◆ Exercise brief
Write the next part of the text on the parish of Wirra Wirra, starting right after its final line.

◆ Text block
# # #

Wirra Wirra located at 31°01′25″S 143°07′19″ in Central Darling Shire is a remote rural locality and civil parish of Yungnulgra County in far North West New South Wales.

==Geography==
The Parish has an arid landscape and is almost unpopulated, with less than two inhabitants per square kilometer. The nearest town is Whitecliffs 2 km to the north.

==Climate==
The parish has extremely hot summers and mild winters. Summers would usually exceed 36 C. Winters are usually around 17 C. The annual average rainfall is 249.7 mm which would make it a semi-arid climate except that its high evapotranspiration, or its aridity, makes it a desert climate. The parish has a Köppen climate classification of BWh (Hot desert).

Climate data for White Cliffs Post Office (1901-2012)

# # #

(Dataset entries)
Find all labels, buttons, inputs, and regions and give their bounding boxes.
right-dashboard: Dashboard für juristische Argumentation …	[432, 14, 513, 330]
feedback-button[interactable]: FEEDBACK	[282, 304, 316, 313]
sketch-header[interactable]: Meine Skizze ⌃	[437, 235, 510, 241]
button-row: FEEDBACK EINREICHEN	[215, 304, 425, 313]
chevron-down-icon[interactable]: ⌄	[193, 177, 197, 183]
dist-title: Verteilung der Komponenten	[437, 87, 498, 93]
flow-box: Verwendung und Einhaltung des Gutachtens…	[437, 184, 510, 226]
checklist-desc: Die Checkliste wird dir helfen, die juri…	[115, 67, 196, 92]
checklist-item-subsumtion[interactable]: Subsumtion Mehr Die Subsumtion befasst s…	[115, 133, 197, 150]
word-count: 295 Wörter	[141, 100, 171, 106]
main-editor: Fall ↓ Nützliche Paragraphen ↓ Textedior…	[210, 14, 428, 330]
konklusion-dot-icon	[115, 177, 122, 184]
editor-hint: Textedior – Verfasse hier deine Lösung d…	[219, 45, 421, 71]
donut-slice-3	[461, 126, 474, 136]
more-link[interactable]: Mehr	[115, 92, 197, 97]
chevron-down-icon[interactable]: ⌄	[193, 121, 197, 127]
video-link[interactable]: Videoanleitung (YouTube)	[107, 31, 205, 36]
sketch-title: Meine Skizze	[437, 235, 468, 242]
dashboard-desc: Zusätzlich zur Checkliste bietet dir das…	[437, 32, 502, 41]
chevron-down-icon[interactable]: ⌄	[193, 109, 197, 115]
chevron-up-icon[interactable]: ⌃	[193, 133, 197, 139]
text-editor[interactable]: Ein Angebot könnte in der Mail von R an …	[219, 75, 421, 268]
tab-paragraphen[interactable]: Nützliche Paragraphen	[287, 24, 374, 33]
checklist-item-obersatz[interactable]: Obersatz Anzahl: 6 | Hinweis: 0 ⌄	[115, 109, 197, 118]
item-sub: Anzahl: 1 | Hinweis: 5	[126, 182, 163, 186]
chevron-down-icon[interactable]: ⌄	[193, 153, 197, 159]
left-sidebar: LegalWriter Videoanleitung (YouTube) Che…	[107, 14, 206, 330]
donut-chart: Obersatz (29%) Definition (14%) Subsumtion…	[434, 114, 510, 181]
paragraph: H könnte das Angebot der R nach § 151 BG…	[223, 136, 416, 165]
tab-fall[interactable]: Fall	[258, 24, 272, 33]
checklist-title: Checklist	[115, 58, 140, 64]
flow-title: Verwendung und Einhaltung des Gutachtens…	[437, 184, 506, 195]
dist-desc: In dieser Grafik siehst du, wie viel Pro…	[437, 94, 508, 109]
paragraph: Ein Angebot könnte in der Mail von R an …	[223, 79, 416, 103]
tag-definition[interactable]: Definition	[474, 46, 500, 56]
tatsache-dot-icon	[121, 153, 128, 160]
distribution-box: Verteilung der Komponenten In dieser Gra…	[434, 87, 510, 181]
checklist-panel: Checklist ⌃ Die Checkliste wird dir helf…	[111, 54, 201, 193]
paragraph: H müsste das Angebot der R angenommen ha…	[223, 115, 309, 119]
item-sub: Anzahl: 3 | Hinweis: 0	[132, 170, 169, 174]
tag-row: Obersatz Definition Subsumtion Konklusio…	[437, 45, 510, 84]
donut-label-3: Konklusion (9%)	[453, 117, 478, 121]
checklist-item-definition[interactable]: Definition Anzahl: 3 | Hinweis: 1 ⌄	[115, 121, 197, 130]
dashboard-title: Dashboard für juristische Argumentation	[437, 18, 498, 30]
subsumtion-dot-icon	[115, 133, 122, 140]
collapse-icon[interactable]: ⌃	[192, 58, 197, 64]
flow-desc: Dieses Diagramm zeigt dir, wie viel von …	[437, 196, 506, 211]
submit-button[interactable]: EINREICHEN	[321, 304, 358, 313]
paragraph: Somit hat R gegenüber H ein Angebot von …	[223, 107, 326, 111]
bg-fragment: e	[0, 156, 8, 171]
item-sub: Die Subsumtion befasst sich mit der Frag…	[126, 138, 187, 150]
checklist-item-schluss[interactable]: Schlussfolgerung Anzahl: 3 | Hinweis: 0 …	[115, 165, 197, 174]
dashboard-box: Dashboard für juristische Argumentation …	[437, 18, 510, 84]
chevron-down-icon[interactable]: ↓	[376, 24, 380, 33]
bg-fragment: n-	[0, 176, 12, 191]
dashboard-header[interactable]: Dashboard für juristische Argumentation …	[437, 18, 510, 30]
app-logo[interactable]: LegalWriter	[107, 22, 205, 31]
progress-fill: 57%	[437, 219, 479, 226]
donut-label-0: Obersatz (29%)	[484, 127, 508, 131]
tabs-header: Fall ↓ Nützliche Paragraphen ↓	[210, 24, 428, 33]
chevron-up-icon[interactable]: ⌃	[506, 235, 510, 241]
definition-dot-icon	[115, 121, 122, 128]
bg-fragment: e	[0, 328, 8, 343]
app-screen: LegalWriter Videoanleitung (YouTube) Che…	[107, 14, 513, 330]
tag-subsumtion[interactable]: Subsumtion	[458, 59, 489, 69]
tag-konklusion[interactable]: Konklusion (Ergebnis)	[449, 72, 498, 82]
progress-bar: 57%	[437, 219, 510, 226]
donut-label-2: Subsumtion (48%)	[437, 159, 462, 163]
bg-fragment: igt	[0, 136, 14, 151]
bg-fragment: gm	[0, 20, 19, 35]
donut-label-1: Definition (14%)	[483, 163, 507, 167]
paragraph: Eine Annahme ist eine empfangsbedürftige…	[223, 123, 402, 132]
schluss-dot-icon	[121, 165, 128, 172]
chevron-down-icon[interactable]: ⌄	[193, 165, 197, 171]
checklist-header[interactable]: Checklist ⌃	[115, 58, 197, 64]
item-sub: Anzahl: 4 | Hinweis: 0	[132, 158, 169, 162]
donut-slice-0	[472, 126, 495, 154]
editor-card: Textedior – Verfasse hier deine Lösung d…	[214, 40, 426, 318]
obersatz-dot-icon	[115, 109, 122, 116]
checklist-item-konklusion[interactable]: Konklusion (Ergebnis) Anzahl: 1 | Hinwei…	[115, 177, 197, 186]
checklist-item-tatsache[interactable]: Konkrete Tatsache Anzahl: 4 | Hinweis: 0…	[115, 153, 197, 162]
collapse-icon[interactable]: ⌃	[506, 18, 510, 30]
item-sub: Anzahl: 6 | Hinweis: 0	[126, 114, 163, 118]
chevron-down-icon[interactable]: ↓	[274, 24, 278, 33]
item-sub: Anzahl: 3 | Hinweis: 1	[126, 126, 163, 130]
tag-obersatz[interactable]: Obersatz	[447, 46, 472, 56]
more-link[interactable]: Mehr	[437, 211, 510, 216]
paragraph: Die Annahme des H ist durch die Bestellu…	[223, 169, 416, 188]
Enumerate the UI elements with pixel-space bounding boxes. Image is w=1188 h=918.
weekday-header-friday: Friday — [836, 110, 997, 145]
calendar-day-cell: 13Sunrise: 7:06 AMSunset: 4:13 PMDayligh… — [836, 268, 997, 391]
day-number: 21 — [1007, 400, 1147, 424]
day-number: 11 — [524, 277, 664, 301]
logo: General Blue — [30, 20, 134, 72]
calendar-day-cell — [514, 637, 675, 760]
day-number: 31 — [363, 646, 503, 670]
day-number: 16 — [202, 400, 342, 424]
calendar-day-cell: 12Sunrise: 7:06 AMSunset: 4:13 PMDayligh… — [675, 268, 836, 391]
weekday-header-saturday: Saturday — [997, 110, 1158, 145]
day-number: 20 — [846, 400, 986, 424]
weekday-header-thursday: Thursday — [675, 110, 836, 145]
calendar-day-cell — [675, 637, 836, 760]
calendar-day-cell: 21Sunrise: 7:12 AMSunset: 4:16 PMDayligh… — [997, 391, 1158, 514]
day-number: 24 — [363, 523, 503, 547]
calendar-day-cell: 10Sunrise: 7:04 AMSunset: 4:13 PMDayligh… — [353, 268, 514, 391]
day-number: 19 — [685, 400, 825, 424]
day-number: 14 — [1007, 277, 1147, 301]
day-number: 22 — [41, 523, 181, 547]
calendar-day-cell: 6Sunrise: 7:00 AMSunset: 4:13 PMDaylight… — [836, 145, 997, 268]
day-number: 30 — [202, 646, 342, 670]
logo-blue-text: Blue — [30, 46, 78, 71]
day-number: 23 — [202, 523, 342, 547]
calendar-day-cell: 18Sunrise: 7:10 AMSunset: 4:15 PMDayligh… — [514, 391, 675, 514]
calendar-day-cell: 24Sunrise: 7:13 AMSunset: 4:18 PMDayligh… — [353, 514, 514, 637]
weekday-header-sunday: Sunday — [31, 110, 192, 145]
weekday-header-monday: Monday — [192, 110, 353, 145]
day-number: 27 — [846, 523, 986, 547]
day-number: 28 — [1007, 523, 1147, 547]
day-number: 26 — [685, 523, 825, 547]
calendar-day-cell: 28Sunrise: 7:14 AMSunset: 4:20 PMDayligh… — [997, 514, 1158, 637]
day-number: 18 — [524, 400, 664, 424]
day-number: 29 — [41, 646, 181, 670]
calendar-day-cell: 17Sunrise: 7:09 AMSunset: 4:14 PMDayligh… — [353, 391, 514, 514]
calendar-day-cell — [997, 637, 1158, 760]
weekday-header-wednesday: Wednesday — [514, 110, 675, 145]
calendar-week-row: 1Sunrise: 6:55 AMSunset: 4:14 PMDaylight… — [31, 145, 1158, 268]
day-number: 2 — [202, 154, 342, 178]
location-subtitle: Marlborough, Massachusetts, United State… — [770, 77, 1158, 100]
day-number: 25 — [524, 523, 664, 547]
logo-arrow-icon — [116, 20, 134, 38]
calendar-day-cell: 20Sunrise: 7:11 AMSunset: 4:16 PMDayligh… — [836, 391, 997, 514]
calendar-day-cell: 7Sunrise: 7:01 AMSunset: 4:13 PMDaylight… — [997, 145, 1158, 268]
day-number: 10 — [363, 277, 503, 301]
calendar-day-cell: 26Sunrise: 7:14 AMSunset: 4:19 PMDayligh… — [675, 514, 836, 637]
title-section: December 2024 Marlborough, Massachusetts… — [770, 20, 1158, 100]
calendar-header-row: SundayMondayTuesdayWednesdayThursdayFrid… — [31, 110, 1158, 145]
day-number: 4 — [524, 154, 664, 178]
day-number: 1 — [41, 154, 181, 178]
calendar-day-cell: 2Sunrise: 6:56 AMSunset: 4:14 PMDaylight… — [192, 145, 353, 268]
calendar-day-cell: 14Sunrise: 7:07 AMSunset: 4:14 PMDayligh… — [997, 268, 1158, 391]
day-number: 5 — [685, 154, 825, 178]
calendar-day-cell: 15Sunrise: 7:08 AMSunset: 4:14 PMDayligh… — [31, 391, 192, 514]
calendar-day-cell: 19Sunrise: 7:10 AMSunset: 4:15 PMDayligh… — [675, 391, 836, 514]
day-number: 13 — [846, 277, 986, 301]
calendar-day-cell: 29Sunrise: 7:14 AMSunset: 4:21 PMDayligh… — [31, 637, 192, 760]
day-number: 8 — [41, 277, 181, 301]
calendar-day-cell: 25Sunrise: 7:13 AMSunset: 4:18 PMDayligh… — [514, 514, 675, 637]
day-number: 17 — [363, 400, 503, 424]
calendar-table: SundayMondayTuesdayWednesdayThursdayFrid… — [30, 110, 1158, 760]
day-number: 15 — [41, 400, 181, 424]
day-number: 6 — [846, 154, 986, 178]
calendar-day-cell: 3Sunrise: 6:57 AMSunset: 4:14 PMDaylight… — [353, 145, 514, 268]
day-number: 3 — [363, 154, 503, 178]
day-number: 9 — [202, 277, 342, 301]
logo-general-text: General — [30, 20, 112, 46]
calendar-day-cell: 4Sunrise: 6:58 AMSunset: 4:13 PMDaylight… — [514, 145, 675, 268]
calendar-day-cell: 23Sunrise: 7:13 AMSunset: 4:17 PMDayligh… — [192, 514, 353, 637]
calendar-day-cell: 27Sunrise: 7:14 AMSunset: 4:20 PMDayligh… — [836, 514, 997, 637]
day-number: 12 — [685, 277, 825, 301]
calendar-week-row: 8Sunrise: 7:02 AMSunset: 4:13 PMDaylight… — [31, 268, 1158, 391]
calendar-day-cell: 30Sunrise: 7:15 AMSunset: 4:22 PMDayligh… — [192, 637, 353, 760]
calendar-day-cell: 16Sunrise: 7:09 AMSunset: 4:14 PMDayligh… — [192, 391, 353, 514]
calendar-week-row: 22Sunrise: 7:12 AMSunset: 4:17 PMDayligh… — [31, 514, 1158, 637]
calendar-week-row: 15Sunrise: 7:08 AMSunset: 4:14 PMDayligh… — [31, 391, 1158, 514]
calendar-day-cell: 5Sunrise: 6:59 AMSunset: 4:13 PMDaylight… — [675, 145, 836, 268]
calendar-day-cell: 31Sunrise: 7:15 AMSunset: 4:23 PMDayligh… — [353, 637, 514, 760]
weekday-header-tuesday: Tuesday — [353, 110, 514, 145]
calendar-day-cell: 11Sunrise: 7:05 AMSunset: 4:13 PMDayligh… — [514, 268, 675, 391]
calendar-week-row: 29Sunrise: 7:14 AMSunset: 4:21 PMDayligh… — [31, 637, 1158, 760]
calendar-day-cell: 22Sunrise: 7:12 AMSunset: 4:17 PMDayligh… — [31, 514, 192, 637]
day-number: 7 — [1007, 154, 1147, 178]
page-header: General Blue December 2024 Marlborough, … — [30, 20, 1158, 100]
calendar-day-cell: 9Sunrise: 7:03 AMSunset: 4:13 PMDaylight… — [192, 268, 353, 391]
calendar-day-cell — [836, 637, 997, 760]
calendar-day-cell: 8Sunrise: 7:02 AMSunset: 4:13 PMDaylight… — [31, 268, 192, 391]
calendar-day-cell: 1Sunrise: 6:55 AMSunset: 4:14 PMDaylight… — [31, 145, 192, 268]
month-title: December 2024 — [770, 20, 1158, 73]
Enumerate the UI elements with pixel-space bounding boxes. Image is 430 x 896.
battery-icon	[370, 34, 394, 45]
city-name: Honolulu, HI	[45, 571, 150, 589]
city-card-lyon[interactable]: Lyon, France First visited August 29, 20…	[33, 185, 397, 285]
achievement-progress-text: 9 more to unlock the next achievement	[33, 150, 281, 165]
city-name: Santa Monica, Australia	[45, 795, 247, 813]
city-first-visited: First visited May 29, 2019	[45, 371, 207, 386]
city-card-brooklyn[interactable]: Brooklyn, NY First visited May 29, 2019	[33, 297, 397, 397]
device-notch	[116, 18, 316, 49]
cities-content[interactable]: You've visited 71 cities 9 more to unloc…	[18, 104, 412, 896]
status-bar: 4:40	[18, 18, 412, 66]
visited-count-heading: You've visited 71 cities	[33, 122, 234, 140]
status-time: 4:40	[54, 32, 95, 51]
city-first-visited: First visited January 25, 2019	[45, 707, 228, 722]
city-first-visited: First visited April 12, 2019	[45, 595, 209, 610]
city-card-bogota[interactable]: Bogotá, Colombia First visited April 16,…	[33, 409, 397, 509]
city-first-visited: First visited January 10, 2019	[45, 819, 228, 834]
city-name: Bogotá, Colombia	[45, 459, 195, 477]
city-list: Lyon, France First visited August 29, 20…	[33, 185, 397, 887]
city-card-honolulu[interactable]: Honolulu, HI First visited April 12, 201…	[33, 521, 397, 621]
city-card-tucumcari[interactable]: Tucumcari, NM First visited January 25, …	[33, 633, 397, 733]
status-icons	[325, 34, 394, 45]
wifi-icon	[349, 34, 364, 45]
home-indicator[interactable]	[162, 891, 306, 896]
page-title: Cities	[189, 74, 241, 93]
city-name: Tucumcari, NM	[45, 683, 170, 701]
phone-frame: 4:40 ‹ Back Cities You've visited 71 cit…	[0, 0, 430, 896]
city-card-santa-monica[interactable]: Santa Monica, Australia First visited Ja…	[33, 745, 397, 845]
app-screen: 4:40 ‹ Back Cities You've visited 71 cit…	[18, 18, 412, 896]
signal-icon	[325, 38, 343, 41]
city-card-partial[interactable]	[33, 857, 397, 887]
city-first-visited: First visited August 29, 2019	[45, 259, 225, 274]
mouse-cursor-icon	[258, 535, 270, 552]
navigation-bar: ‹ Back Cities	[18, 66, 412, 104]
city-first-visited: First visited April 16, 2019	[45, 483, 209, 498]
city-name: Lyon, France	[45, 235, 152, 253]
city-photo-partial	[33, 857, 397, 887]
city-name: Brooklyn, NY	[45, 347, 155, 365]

# # #

◆ Response to this exercise
| Month | Jan | Feb | Mar | Apr | May | Jun | Jul | Aug | Sep | Oct | Nov | Dec | Year |
| Record high °C (°F) | 48.6 (119.5) | 46.9 (116.4) | 44.1 (111.4) | 37.9 (100.2) | 31.9 (89.4) | 28.0 (82.4) | 28.8 (83.8) | 33.0 (91.4) | 39.5 (103.1) | 41.7 (107.1) | 45.0 (113.0) | 45.8 (114.4) | 48.6 (119.5) |
| Mean daily maximum °C (°F) | 35.8 (96.4) | 34.9 (94.8) | 31.6 (88.9) | 26.4 (79.5) | 21.4 (70.5) | 17.6 (63.7) | 17.2 (63.0) | 19.7 (67.5) | 23.9 (75.0) | 27.9 (82.2) | 31.5 (88.7) | 34.4 (93.9) | 26.9 (80.4) |
| Mean daily minimum °C (°F) | 20.9 (69.6) | 20.4 (68.7) | 17.2 (63.0) | 12.4 (54.3) | 8.2 (46.8) | 5.3 (41.5) | 4.1 (39.4) | 5.6 (42.1) | 9.0 (48.2) | 12.9 (55.2) | 16.4 (61.5) | 19.2 (66.6) | 12.6 (54.7) |
| Record low °C (°F) | 12.1 (53.8) | 8.8 (47.8) | 7.2 (45.0) | 2.6 (36.7) | −0.5 (31.1) | −2.3 (27.9) | −3.3 (26.1) | −1.7 (28.9) | 0.2 (32.4) | 2.0 (35.6) | 3.4 (38.1) | 6.8 (44.2) | −3.3 (26.1) |
| Average precipitation mm (inches) | 27.7 (1.09) | 27.1 (1.07) | 23.8 (0.94) | 15.4 (0.61) | 20.8 (0.82) | 19.0 (0.75) | 18.2 (0.72) | 15.4 (0.61) | 15.0 (0.59) | 23.2 (0.91) | 19.2 (0.76) | 25.1 (0.99) | 249.7 (9.83) |
| Average precipitation days | 3.0 | 2.8 | 2.5 | 2.2 | 3.4 | 3.7 | 3.8 | 3.4 | 3.0 | 3.6 | 3.1 | 3.0 | 37.5 |
Source:

==History==
The Parish is on the traditional lands of the Wandjiwalgu Aboriginal peoples.

In 1838 Thomas Mitchell travelled down the nearby Darling River. Charles Sturt passed through the Wandjiwalgu lands during 1845, In 1861 the Burke and Wills expedition passed nearby.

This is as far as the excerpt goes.